Lines containing the string "Instructions" are to be counted; report the number and nothing more.

★ ★ ★ ★ ★ ★ ★

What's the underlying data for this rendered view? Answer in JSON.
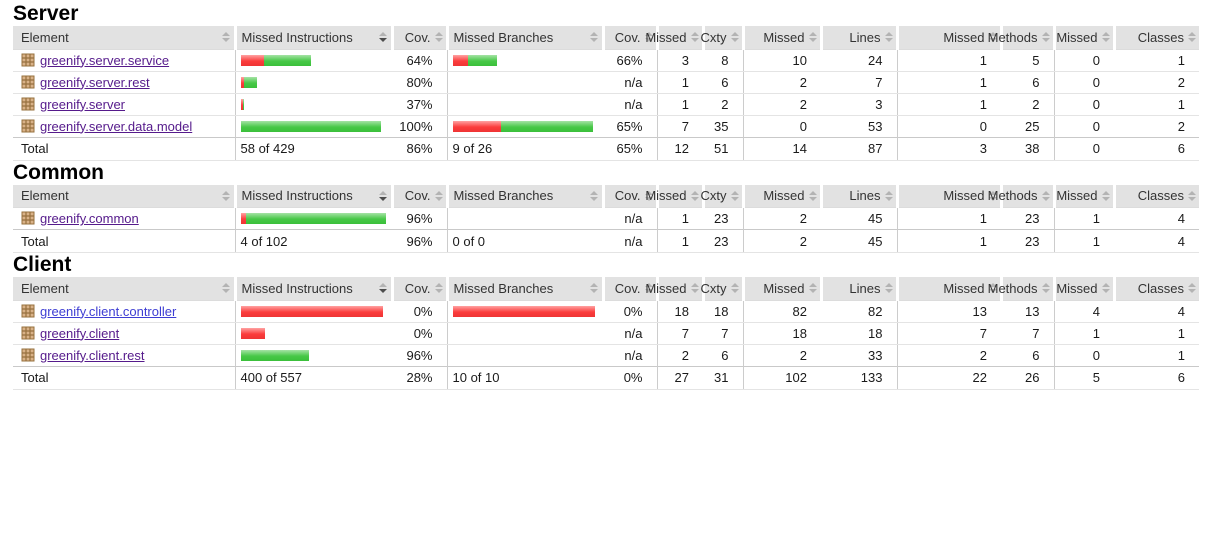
{
  "columns": [
    "Element",
    "Missed Instructions",
    "Cov.",
    "Missed Branches",
    "Cov.",
    "Missed",
    "Cxty",
    "Missed",
    "Lines",
    "Missed",
    "Methods",
    "Missed",
    "Classes"
  ],
  "colors": {
    "bar_red": "#ee3434",
    "bar_green": "#3abf3a",
    "header_bg": "#e2e2e2",
    "link_visited": "#551a8b",
    "link_unvisited": "#3d3dd3"
  },
  "sort_state": {
    "sorted_column": "Missed Instructions",
    "direction": "descending"
  },
  "sections": [
    {
      "title": "Server",
      "rows": [
        {
          "name": "greenify.server.service",
          "instr_bar": {
            "red": 23,
            "green": 47
          },
          "instr_cov": "64%",
          "branch_bar": {
            "red": 15,
            "green": 29
          },
          "branch_cov": "66%",
          "missed": "3",
          "cxty": "8",
          "missed_lines": "10",
          "lines": "24",
          "missed_methods": "1",
          "methods": "5",
          "missed_classes": "0",
          "classes": "1"
        },
        {
          "name": "greenify.server.rest",
          "instr_bar": {
            "red": 3,
            "green": 13
          },
          "instr_cov": "80%",
          "branch_bar": {
            "red": 0,
            "green": 0
          },
          "branch_cov": "n/a",
          "missed": "1",
          "cxty": "6",
          "missed_lines": "2",
          "lines": "7",
          "missed_methods": "1",
          "methods": "6",
          "missed_classes": "0",
          "classes": "2"
        },
        {
          "name": "greenify.server",
          "instr_bar": {
            "red": 2,
            "green": 1
          },
          "instr_cov": "37%",
          "branch_bar": {
            "red": 0,
            "green": 0
          },
          "branch_cov": "n/a",
          "missed": "1",
          "cxty": "2",
          "missed_lines": "2",
          "lines": "3",
          "missed_methods": "1",
          "methods": "2",
          "missed_classes": "0",
          "classes": "1"
        },
        {
          "name": "greenify.server.data.model",
          "instr_bar": {
            "red": 0,
            "green": 140
          },
          "instr_cov": "100%",
          "branch_bar": {
            "red": 48,
            "green": 92
          },
          "branch_cov": "65%",
          "missed": "7",
          "cxty": "35",
          "missed_lines": "0",
          "lines": "53",
          "missed_methods": "0",
          "methods": "25",
          "missed_classes": "0",
          "classes": "2"
        }
      ],
      "total": {
        "label": "Total",
        "instr": "58 of 429",
        "instr_cov": "86%",
        "branch": "9 of 26",
        "branch_cov": "65%",
        "missed": "12",
        "cxty": "51",
        "missed_lines": "14",
        "lines": "87",
        "missed_methods": "3",
        "methods": "38",
        "missed_classes": "0",
        "classes": "6"
      }
    },
    {
      "title": "Common",
      "rows": [
        {
          "name": "greenify.common",
          "instr_bar": {
            "red": 5,
            "green": 140
          },
          "instr_cov": "96%",
          "branch_bar": {
            "red": 0,
            "green": 0
          },
          "branch_cov": "n/a",
          "missed": "1",
          "cxty": "23",
          "missed_lines": "2",
          "lines": "45",
          "missed_methods": "1",
          "methods": "23",
          "missed_classes": "1",
          "classes": "4"
        }
      ],
      "total": {
        "label": "Total",
        "instr": "4 of 102",
        "instr_cov": "96%",
        "branch": "0 of 0",
        "branch_cov": "n/a",
        "missed": "1",
        "cxty": "23",
        "missed_lines": "2",
        "lines": "45",
        "missed_methods": "1",
        "methods": "23",
        "missed_classes": "1",
        "classes": "4"
      }
    },
    {
      "title": "Client",
      "rows": [
        {
          "name": "greenify.client.controller",
          "instr_bar": {
            "red": 142,
            "green": 0
          },
          "instr_cov": "0%",
          "branch_bar": {
            "red": 142,
            "green": 0
          },
          "branch_cov": "0%",
          "missed": "18",
          "cxty": "18",
          "missed_lines": "82",
          "lines": "82",
          "missed_methods": "13",
          "methods": "13",
          "missed_classes": "4",
          "classes": "4"
        },
        {
          "name": "greenify.client",
          "instr_bar": {
            "red": 24,
            "green": 0
          },
          "instr_cov": "0%",
          "branch_bar": {
            "red": 0,
            "green": 0
          },
          "branch_cov": "n/a",
          "missed": "7",
          "cxty": "7",
          "missed_lines": "18",
          "lines": "18",
          "missed_methods": "7",
          "methods": "7",
          "missed_classes": "1",
          "classes": "1"
        },
        {
          "name": "greenify.client.rest",
          "instr_bar": {
            "red": 0,
            "green": 68
          },
          "instr_cov": "96%",
          "branch_bar": {
            "red": 0,
            "green": 0
          },
          "branch_cov": "n/a",
          "missed": "2",
          "cxty": "6",
          "missed_lines": "2",
          "lines": "33",
          "missed_methods": "2",
          "methods": "6",
          "missed_classes": "0",
          "classes": "1"
        }
      ],
      "total": {
        "label": "Total",
        "instr": "400 of 557",
        "instr_cov": "28%",
        "branch": "10 of 10",
        "branch_cov": "0%",
        "missed": "27",
        "cxty": "31",
        "missed_lines": "102",
        "lines": "133",
        "missed_methods": "22",
        "methods": "26",
        "missed_classes": "5",
        "classes": "6"
      }
    }
  ]
}
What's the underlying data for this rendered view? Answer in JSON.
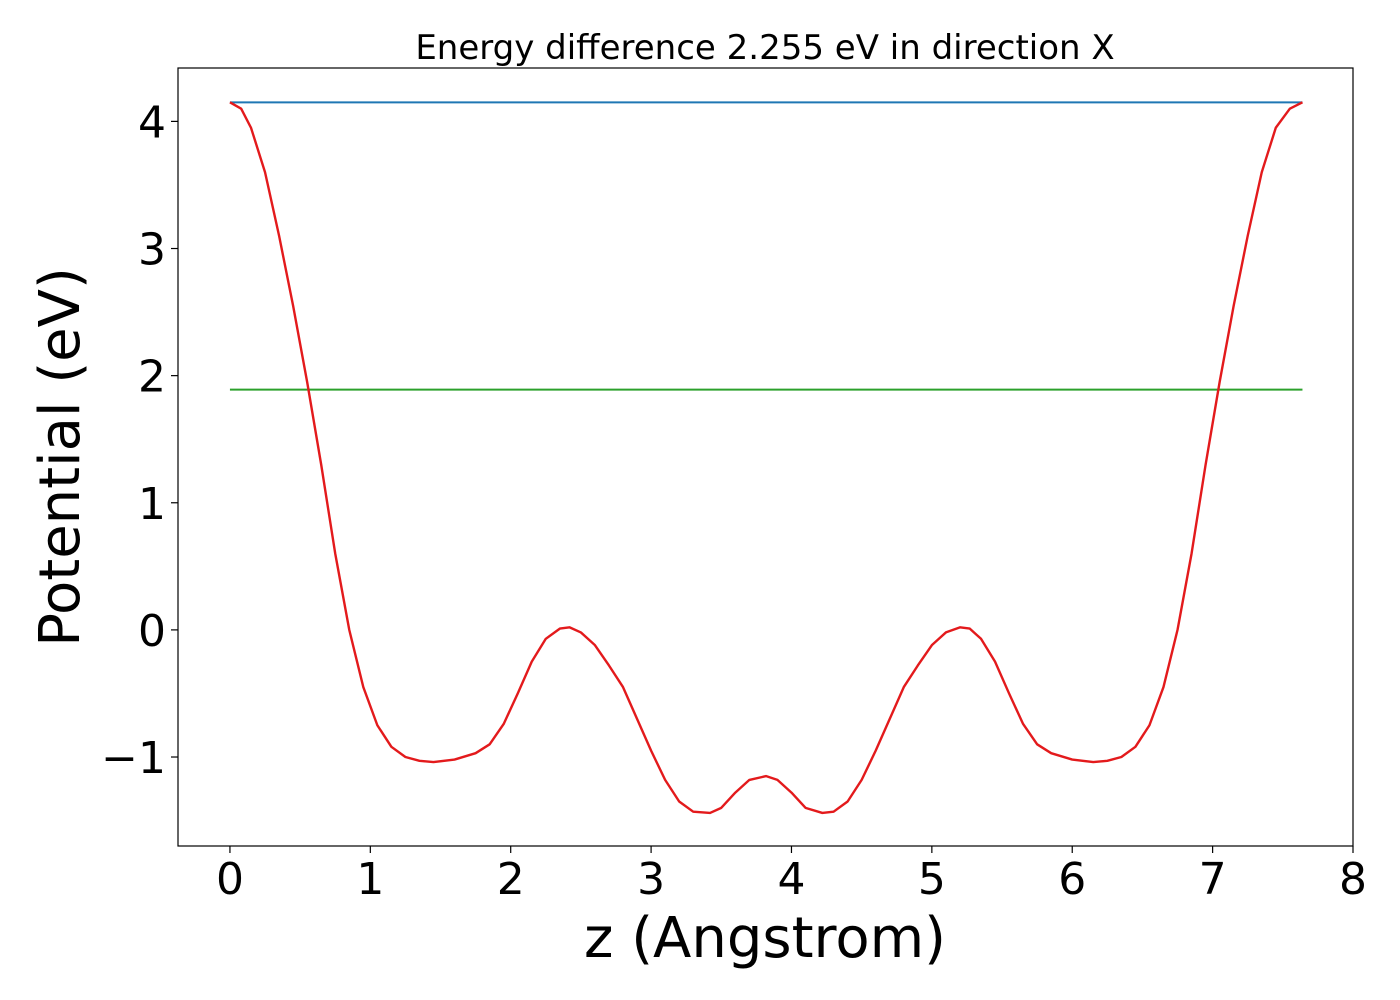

★ ★ ★ ★ ★ ★ ★

• WORKED SOLUTION: 2